• **Records for the exercise**
★ ★ ★ ★ ★
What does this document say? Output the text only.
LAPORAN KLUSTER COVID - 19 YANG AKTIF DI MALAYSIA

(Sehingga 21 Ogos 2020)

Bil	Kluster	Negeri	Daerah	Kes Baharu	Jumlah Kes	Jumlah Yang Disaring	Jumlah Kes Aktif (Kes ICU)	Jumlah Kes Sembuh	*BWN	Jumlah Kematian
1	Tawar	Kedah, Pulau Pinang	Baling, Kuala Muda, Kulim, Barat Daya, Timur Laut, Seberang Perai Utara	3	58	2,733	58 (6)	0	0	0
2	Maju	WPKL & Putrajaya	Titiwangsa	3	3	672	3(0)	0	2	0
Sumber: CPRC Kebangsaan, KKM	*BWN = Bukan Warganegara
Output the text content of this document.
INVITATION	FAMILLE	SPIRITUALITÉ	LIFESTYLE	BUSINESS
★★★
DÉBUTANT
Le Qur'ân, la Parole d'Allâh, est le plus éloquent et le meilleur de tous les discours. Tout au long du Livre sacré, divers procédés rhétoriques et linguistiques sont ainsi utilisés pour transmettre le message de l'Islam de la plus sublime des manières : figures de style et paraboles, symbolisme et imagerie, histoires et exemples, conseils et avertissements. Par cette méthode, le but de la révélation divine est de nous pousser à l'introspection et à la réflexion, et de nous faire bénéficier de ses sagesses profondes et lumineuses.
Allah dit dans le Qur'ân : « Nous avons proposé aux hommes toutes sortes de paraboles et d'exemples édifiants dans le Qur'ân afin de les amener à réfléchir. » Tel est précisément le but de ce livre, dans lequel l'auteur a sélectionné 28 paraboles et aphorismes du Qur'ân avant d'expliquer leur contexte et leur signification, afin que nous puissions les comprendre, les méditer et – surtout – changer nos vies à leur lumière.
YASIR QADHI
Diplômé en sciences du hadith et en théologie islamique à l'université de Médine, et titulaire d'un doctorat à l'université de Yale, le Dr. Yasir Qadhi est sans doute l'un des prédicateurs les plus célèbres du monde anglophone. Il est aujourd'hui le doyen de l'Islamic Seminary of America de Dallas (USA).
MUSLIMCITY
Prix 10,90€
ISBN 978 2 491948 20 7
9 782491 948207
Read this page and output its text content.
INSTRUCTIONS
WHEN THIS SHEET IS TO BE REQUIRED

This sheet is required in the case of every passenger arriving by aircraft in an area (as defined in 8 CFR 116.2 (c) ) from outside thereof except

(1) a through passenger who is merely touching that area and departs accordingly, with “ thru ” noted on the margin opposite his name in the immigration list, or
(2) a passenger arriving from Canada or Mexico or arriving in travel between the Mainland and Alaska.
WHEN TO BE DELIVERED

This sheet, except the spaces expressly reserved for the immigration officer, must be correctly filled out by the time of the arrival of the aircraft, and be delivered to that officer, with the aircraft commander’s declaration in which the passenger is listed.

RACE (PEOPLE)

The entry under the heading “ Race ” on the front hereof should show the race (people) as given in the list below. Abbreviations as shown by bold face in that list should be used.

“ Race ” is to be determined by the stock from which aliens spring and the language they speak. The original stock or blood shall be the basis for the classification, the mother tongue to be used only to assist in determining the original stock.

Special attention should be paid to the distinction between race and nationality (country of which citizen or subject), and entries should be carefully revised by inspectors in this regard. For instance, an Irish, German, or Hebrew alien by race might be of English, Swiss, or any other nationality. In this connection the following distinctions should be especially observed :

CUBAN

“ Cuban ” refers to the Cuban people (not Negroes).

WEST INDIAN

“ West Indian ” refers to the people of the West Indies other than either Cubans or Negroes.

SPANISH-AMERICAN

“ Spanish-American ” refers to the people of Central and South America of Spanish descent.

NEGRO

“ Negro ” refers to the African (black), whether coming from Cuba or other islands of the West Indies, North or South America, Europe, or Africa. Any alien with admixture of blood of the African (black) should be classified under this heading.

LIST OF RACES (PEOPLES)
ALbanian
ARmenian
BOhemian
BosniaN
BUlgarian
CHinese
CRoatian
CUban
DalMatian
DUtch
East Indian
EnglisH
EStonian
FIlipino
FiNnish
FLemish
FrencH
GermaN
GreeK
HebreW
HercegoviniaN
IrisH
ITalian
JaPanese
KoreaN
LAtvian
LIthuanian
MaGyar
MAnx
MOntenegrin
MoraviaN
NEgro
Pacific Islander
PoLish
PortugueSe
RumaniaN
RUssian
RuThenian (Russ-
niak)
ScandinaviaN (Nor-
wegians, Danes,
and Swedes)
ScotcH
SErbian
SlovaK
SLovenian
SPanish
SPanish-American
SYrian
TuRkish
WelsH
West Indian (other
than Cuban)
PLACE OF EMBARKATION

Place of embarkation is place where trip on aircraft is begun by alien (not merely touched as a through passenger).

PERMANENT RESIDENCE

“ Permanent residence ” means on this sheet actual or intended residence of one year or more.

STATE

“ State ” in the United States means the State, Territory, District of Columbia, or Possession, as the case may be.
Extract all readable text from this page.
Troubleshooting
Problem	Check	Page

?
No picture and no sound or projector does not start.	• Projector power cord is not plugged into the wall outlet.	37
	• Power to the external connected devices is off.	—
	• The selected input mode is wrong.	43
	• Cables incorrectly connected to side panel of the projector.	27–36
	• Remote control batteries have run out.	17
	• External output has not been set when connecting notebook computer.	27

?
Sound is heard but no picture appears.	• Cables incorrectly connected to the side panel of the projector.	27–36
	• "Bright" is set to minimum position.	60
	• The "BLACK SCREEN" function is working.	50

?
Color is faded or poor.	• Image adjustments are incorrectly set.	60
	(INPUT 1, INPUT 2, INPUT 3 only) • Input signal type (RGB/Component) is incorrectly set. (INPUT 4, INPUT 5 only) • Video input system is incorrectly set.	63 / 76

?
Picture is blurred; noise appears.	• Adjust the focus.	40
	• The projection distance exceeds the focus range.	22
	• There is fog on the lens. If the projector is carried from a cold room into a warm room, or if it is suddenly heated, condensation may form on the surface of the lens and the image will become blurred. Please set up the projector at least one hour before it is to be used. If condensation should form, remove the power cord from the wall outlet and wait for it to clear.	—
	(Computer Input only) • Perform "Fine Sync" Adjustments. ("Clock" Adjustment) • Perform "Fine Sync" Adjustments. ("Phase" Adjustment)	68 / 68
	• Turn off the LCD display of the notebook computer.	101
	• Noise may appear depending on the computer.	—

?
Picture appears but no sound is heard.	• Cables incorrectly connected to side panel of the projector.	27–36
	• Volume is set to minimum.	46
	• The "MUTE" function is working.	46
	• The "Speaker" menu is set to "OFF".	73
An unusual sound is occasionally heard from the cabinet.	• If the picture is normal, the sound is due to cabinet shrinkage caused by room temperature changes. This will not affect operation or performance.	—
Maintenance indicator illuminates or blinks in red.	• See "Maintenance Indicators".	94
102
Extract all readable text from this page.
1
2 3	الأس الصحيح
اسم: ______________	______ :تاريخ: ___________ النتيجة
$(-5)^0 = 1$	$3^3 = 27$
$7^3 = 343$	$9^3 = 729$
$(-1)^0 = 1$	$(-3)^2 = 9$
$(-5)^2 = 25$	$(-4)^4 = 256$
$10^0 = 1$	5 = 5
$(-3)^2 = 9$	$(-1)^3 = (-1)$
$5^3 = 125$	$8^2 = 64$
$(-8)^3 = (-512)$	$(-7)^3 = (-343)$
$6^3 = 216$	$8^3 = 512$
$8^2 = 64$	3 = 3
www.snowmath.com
★ ★ ★ ★ ★
• **Task statement**
Repeat every record, keeping each word and mark exactly as it is.

• **Written reply**
What does this document say? Output the text only.
LAPORAN KLUSTER COVID - 19 YANG AKTIF DI MALAYSIA

(Sehingga 21 Ogos 2020)

Bil	Kluster	Negeri	Daerah	Kes Baharu	Jumlah Kes	Jumlah Yang Disaring	Jumlah Kes Aktif (Kes ICU)	Jumlah Kes Sembuh	*BWN	Jumlah Kematian
1	Tawar	Kedah, Pulau Pinang	Baling, Kuala Muda, Kulim, Barat Daya, Timur Laut, Seberang Perai Utara	3	58	2,733	58 (6)	0	0	0
2	Maju	WPKL & Putrajaya	Titiwangsa	3	3	672	3(0)	0	2	0
Sumber: CPRC Kebangsaan, KKM	*BWN = Bukan Warganegara
Output the text content of this document.
INVITATION	FAMILLE	SPIRITUALITÉ	LIFESTYLE	BUSINESS
★★★
DÉBUTANT
Le Qur'ân, la Parole d'Allâh, est le plus éloquent et le meilleur de tous les discours. Tout au long du Livre sacré, divers procédés rhétoriques et linguistiques sont ainsi utilisés pour transmettre le message de l'Islam de la plus sublime des manières : figures de style et paraboles, symbolisme et imagerie, histoires et exemples, conseils et avertissements. Par cette méthode, le but de la révélation divine est de nous pousser à l'introspection et à la réflexion, et de nous faire bénéficier de ses sagesses profondes et lumineuses.
Allah dit dans le Qur'ân : « Nous avons proposé aux hommes toutes sortes de paraboles et d'exemples édifiants dans le Qur'ân afin de les amener à réfléchir. » Tel est précisément le but de ce livre, dans lequel l'auteur a sélectionné 28 paraboles et aphorismes du Qur'ân avant d'expliquer leur contexte et leur signification, afin que nous puissions les comprendre, les méditer et – surtout – changer nos vies à leur lumière.
YASIR QADHI
Diplômé en sciences du hadith et en théologie islamique à l'université de Médine, et titulaire d'un doctorat à l'université de Yale, le Dr. Yasir Qadhi est sans doute l'un des prédicateurs les plus célèbres du monde anglophone. Il est aujourd'hui le doyen de l'Islamic Seminary of America de Dallas (USA).
MUSLIMCITY
Prix 10,90€
ISBN 978 2 491948 20 7
9 782491 948207
Read this page and output its text content.
INSTRUCTIONS
WHEN THIS SHEET IS TO BE REQUIRED

This sheet is required in the case of every passenger arriving by aircraft in an area (as defined in 8 CFR 116.2 (c) ) from outside thereof except

(1) a through passenger who is merely touching that area and departs accordingly, with “ thru ” noted on the margin opposite his name in the immigration list, or
(2) a passenger arriving from Canada or Mexico or arriving in travel between the Mainland and Alaska.
WHEN TO BE DELIVERED

This sheet, except the spaces expressly reserved for the immigration officer, must be correctly filled out by the time of the arrival of the aircraft, and be delivered to that officer, with the aircraft commander’s declaration in which the passenger is listed.

RACE (PEOPLE)

The entry under the heading “ Race ” on the front hereof should show the race (people) as given in the list below. Abbreviations as shown by bold face in that list should be used.

“ Race ” is to be determined by the stock from which aliens spring and the language they speak. The original stock or blood shall be the basis for the classification, the mother tongue to be used only to assist in determining the original stock.

Special attention should be paid to the distinction between race and nationality (country of which citizen or subject), and entries should be carefully revised by inspectors in this regard. For instance, an Irish, German, or Hebrew alien by race might be of English, Swiss, or any other nationality. In this connection the following distinctions should be especially observed :

CUBAN

“ Cuban ” refers to the Cuban people (not Negroes).

WEST INDIAN

“ West Indian ” refers to the people of the West Indies other than either Cubans or Negroes.

SPANISH-AMERICAN

“ Spanish-American ” refers to the people of Central and South America of Spanish descent.

NEGRO

“ Negro ” refers to the African (black), whether coming from Cuba or other islands of the West Indies, North or South America, Europe, or Africa. Any alien with admixture of blood of the African (black) should be classified under this heading.

LIST OF RACES (PEOPLES)
ALbanian
ARmenian
BOhemian
BosniaN
BUlgarian
CHinese
CRoatian
CUban
DalMatian
DUtch
East Indian
EnglisH
EStonian
FIlipino
FiNnish
FLemish
FrencH
GermaN
GreeK
HebreW
HercegoviniaN
IrisH
ITalian
JaPanese
KoreaN
LAtvian
LIthuanian
MaGyar
MAnx
MOntenegrin
MoraviaN
NEgro
Pacific Islander
PoLish
PortugueSe
RumaniaN
RUssian
RuThenian (Russ-
niak)
ScandinaviaN (Nor-
wegians, Danes,
and Swedes)
ScotcH
SErbian
SlovaK
SLovenian
SPanish
SPanish-American
SYrian
TuRkish
WelsH
West Indian (other
than Cuban)
PLACE OF EMBARKATION

Place of embarkation is place where trip on aircraft is begun by alien (not merely touched as a through passenger).

PERMANENT RESIDENCE

“ Permanent residence ” means on this sheet actual or intended residence of one year or more.

STATE

“ State ” in the United States means the State, Territory, District of Columbia, or Possession, as the case may be.
Extract all readable text from this page.
Troubleshooting
Problem	Check	Page

?
No picture and no sound or projector does not start.	• Projector power cord is not plugged into the wall outlet.	37
	• Power to the external connected devices is off.	—
	• The selected input mode is wrong.	43
	• Cables incorrectly connected to side panel of the projector.	27–36
	• Remote control batteries have run out.	17
	• External output has not been set when connecting notebook computer.	27

?
Sound is heard but no picture appears.	• Cables incorrectly connected to the side panel of the projector.	27–36
	• "Bright" is set to minimum position.	60
	• The "BLACK SCREEN" function is working.	50

?
Color is faded or poor.	• Image adjustments are incorrectly set.	60
	(INPUT 1, INPUT 2, INPUT 3 only) • Input signal type (RGB/Component) is incorrectly set. (INPUT 4, INPUT 5 only) • Video input system is incorrectly set.	63 / 76

?
Picture is blurred; noise appears.	• Adjust the focus.	40
	• The projection distance exceeds the focus range.	22
	• There is fog on the lens. If the projector is carried from a cold room into a warm room, or if it is suddenly heated, condensation may form on the surface of the lens and the image will become blurred. Please set up the projector at least one hour before it is to be used. If condensation should form, remove the power cord from the wall outlet and wait for it to clear.	—
	(Computer Input only) • Perform "Fine Sync" Adjustments. ("Clock" Adjustment) • Perform "Fine Sync" Adjustments. ("Phase" Adjustment)	68 / 68
	• Turn off the LCD display of the notebook computer.	101
	• Noise may appear depending on the computer.	—

?
Picture appears but no sound is heard.	• Cables incorrectly connected to side panel of the projector.	27–36
	• Volume is set to minimum.	46
	• The "MUTE" function is working.	46
	• The "Speaker" menu is set to "OFF".	73
An unusual sound is occasionally heard from the cabinet.	• If the picture is normal, the sound is due to cabinet shrinkage caused by room temperature changes. This will not affect operation or performance.	—
Maintenance indicator illuminates or blinks in red.	• See "Maintenance Indicators".	94
102
Extract all readable text from this page.
1
2 3	الأس الصحيح
اسم: ______________	______ :تاريخ: ___________ النتيجة
$(-5)^0 = 1$	$3^3 = 27$
$7^3 = 343$	$9^3 = 729$
$(-1)^0 = 1$	$(-3)^2 = 9$
$(-5)^2 = 25$	$(-4)^4 = 256$
$10^0 = 1$	5 = 5
$(-3)^2 = 9$	$(-1)^3 = (-1)$
$5^3 = 125$	$8^2 = 64$
$(-8)^3 = (-512)$	$(-7)^3 = (-343)$
$6^3 = 216$	$8^3 = 512$
$8^2 = 64$	3 = 3
www.snowmath.com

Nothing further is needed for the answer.